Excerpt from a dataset
** Begin **
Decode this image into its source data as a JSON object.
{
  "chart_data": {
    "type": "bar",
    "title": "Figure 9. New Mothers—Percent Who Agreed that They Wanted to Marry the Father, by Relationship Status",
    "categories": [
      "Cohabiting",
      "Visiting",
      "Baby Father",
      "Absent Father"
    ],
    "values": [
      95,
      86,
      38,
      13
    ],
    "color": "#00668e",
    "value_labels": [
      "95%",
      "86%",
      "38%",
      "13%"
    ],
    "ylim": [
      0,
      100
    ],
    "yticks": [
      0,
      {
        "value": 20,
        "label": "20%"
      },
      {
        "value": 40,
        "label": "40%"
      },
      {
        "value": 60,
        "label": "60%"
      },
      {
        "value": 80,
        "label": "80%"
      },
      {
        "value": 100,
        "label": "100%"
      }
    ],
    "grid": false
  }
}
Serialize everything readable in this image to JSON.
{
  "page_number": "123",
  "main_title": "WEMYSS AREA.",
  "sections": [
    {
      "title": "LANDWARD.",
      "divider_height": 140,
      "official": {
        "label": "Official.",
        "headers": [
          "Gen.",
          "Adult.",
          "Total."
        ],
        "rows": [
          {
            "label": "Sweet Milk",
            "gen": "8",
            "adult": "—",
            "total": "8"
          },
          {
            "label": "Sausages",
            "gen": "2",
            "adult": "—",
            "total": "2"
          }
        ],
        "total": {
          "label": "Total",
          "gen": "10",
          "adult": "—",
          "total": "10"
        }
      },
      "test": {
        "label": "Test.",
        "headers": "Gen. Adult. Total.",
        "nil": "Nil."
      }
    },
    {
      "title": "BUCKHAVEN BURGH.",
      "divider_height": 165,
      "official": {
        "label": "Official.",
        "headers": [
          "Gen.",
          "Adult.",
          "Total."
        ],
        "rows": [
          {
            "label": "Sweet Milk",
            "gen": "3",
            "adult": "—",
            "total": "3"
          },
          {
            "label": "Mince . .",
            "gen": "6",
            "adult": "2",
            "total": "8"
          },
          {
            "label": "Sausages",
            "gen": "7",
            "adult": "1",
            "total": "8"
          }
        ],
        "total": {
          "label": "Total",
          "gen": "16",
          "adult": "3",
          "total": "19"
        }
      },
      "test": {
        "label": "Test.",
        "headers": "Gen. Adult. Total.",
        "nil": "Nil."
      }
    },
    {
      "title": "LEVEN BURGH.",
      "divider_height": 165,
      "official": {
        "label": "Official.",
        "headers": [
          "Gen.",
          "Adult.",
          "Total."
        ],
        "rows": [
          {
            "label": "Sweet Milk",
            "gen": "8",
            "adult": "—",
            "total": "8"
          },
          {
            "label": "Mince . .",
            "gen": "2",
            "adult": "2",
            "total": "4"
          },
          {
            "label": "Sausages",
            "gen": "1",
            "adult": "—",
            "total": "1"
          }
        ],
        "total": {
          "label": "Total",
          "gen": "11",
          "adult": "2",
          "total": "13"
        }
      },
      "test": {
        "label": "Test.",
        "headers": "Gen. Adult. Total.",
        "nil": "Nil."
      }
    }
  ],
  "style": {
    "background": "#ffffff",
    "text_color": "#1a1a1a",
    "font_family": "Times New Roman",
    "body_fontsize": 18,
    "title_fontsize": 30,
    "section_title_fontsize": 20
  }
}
** End **
Copy all of the data exactly.

Decode this image into its source data as a JSON object.
{
  "chart_data": {
    "type": "bar",
    "title": "Figure 9. New Mothers—Percent Who Agreed that They Wanted to Marry the Father, by Relationship Status",
    "categories": [
      "Cohabiting",
      "Visiting",
      "Baby Father",
      "Absent Father"
    ],
    "values": [
      95,
      86,
      38,
      13
    ],
    "color": "#00668e",
    "value_labels": [
      "95%",
      "86%",
      "38%",
      "13%"
    ],
    "ylim": [
      0,
      100
    ],
    "yticks": [
      0,
      {
        "value": 20,
        "label": "20%"
      },
      {
        "value": 40,
        "label": "40%"
      },
      {
        "value": 60,
        "label": "60%"
      },
      {
        "value": 80,
        "label": "80%"
      },
      {
        "value": 100,
        "label": "100%"
      }
    ],
    "grid": false
  }
}
Serialize everything readable in this image to JSON.
{
  "page_number": "123",
  "main_title": "WEMYSS AREA.",
  "sections": [
    {
      "title": "LANDWARD.",
      "divider_height": 140,
      "official": {
        "label": "Official.",
        "headers": [
          "Gen.",
          "Adult.",
          "Total."
        ],
        "rows": [
          {
            "label": "Sweet Milk",
            "gen": "8",
            "adult": "—",
            "total": "8"
          },
          {
            "label": "Sausages",
            "gen": "2",
            "adult": "—",
            "total": "2"
          }
        ],
        "total": {
          "label": "Total",
          "gen": "10",
          "adult": "—",
          "total": "10"
        }
      },
      "test": {
        "label": "Test.",
        "headers": "Gen. Adult. Total.",
        "nil": "Nil."
      }
    },
    {
      "title": "BUCKHAVEN BURGH.",
      "divider_height": 165,
      "official": {
        "label": "Official.",
        "headers": [
          "Gen.",
          "Adult.",
          "Total."
        ],
        "rows": [
          {
            "label": "Sweet Milk",
            "gen": "3",
            "adult": "—",
            "total": "3"
          },
          {
            "label": "Mince . .",
            "gen": "6",
            "adult": "2",
            "total": "8"
          },
          {
            "label": "Sausages",
            "gen": "7",
            "adult": "1",
            "total": "8"
          }
        ],
        "total": {
          "label": "Total",
          "gen": "16",
          "adult": "3",
          "total": "19"
        }
      },
      "test": {
        "label": "Test.",
        "headers": "Gen. Adult. Total.",
        "nil": "Nil."
      }
    },
    {
      "title": "LEVEN BURGH.",
      "divider_height": 165,
      "official": {
        "label": "Official.",
        "headers": [
          "Gen.",
          "Adult.",
          "Total."
        ],
        "rows": [
          {
            "label": "Sweet Milk",
            "gen": "8",
            "adult": "—",
            "total": "8"
          },
          {
            "label": "Mince . .",
            "gen": "2",
            "adult": "2",
            "total": "4"
          },
          {
            "label": "Sausages",
            "gen": "1",
            "adult": "—",
            "total": "1"
          }
        ],
        "total": {
          "label": "Total",
          "gen": "11",
          "adult": "2",
          "total": "13"
        }
      },
      "test": {
        "label": "Test.",
        "headers": "Gen. Adult. Total.",
        "nil": "Nil."
      }
    }
  ],
  "style": {
    "background": "#ffffff",
    "text_color": "#1a1a1a",
    "font_family": "Times New Roman",
    "body_fontsize": 18,
    "title_fontsize": 30,
    "section_title_fontsize": 20
  }
}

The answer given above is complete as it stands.